--- begin Data rows ---

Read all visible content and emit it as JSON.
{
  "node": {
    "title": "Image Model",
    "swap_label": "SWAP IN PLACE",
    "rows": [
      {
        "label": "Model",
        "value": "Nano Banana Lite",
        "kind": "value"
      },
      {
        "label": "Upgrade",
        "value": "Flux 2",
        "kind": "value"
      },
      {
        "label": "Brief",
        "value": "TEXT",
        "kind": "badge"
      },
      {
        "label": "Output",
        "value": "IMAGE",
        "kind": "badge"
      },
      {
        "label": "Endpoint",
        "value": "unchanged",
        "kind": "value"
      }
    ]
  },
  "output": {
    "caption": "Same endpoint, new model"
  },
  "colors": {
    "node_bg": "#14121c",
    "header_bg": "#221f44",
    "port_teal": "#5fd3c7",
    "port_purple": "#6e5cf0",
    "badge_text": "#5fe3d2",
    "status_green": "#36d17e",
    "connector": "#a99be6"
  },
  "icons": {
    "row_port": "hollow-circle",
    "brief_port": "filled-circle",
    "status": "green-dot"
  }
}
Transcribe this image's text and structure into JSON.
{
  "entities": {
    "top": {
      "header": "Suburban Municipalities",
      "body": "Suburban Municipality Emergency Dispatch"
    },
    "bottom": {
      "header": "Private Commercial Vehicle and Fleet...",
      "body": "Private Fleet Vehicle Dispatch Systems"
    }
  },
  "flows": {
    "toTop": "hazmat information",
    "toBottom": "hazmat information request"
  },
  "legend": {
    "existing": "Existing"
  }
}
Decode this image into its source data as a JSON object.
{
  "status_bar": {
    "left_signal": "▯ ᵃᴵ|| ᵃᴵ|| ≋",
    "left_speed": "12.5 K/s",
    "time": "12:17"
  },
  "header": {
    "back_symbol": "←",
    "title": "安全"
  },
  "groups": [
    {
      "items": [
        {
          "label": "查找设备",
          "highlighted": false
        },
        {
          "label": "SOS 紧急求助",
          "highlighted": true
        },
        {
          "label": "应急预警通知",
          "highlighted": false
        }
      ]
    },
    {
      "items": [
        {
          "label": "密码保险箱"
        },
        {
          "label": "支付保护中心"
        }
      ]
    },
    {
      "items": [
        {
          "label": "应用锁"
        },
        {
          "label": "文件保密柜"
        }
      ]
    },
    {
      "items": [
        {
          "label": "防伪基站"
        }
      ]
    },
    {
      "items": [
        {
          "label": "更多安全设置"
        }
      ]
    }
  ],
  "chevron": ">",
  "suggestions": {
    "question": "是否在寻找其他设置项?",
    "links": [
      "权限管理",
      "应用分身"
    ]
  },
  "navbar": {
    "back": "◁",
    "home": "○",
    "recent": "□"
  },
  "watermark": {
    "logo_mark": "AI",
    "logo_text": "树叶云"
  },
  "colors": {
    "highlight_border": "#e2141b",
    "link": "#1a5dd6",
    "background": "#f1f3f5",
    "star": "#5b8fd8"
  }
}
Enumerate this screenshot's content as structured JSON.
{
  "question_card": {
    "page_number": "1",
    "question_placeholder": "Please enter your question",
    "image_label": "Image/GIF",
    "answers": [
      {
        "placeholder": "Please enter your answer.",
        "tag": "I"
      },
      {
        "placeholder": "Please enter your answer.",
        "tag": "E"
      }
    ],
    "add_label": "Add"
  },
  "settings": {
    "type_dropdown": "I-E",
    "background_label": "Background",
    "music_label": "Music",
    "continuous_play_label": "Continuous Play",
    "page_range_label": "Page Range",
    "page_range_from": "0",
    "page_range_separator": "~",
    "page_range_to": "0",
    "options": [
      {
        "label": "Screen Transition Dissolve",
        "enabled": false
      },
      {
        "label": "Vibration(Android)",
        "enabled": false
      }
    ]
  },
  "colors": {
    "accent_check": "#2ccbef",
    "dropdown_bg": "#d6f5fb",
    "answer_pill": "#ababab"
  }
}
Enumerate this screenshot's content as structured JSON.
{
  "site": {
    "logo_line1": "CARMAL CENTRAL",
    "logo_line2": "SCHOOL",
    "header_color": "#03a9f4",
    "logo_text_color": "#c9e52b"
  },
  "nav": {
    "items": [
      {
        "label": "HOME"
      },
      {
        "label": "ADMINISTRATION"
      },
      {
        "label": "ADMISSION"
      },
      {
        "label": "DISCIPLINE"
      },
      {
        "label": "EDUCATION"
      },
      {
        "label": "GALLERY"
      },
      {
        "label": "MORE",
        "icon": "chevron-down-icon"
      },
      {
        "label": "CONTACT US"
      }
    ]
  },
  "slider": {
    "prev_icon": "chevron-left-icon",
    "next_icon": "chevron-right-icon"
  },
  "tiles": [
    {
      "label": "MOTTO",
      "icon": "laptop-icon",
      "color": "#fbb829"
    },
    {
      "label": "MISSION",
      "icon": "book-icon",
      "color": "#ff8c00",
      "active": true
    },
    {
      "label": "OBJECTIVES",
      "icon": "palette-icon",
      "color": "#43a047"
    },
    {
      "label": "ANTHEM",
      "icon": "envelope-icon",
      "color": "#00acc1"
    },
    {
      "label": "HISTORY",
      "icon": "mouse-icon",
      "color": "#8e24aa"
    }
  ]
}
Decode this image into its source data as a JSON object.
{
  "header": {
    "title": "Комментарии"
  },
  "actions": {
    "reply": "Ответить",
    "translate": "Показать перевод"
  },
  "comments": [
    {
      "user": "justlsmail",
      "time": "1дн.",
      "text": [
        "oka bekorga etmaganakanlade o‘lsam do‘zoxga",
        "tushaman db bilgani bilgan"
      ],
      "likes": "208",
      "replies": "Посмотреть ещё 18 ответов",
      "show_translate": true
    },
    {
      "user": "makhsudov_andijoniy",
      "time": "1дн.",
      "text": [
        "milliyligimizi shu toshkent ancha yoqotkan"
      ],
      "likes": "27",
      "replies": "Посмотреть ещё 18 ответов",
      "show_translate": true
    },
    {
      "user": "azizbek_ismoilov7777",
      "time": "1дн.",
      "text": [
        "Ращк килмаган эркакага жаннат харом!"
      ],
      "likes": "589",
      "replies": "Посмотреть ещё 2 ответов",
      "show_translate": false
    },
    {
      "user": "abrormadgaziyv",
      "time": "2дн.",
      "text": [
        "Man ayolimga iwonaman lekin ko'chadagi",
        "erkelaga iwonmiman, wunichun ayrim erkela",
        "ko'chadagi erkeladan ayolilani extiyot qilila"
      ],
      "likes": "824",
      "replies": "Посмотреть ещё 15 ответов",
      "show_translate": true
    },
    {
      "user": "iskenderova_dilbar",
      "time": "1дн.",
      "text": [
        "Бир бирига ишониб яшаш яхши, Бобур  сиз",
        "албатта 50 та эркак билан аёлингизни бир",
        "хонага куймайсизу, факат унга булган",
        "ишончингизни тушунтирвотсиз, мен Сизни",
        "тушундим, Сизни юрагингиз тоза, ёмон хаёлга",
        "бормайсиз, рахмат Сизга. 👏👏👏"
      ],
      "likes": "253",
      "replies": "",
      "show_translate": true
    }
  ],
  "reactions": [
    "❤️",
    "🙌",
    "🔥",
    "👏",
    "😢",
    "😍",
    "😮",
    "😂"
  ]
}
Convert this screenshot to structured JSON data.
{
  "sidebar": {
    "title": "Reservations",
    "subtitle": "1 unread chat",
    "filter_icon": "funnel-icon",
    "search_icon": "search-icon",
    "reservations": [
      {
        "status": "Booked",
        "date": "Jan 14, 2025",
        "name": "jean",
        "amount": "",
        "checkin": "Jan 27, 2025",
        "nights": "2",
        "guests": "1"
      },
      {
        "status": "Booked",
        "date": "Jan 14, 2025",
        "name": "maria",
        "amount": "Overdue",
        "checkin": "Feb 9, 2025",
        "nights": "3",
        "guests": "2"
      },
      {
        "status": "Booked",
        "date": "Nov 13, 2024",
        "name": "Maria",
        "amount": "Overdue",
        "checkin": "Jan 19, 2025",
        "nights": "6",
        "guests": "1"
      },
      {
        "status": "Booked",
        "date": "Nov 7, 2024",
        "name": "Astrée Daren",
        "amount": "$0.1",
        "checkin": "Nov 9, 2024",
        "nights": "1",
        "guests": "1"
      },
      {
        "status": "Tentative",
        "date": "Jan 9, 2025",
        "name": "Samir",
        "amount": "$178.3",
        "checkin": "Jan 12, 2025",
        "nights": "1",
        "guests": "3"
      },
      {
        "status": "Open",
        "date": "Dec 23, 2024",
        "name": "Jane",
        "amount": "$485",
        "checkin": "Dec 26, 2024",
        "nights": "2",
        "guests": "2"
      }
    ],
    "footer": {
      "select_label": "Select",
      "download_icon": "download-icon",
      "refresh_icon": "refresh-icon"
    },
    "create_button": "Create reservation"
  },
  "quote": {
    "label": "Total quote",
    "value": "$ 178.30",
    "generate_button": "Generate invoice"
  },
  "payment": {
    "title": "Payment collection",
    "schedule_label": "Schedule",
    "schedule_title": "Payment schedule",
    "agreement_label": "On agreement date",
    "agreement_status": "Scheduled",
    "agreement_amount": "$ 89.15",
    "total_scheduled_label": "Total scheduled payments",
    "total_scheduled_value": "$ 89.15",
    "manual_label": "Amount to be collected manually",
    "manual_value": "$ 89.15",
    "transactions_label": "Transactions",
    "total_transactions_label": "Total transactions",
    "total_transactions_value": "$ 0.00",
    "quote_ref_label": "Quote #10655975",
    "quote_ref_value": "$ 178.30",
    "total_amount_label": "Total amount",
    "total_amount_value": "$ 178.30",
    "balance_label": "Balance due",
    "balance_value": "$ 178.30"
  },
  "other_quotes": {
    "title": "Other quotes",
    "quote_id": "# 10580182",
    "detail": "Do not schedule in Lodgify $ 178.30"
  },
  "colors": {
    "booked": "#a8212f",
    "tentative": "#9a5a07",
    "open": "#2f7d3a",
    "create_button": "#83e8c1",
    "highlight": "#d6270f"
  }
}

--- end Data rows ---

*Task goal*: Where a line in the material contains "Посмотреть", copy that line.

*Reply to the exercise*:
      "replies": "Посмотреть ещё 18 ответов",
      "replies": "Посмотреть ещё 18 ответов",
      "replies": "Посмотреть ещё 2 ответов",
      "replies": "Посмотреть ещё 15 ответов",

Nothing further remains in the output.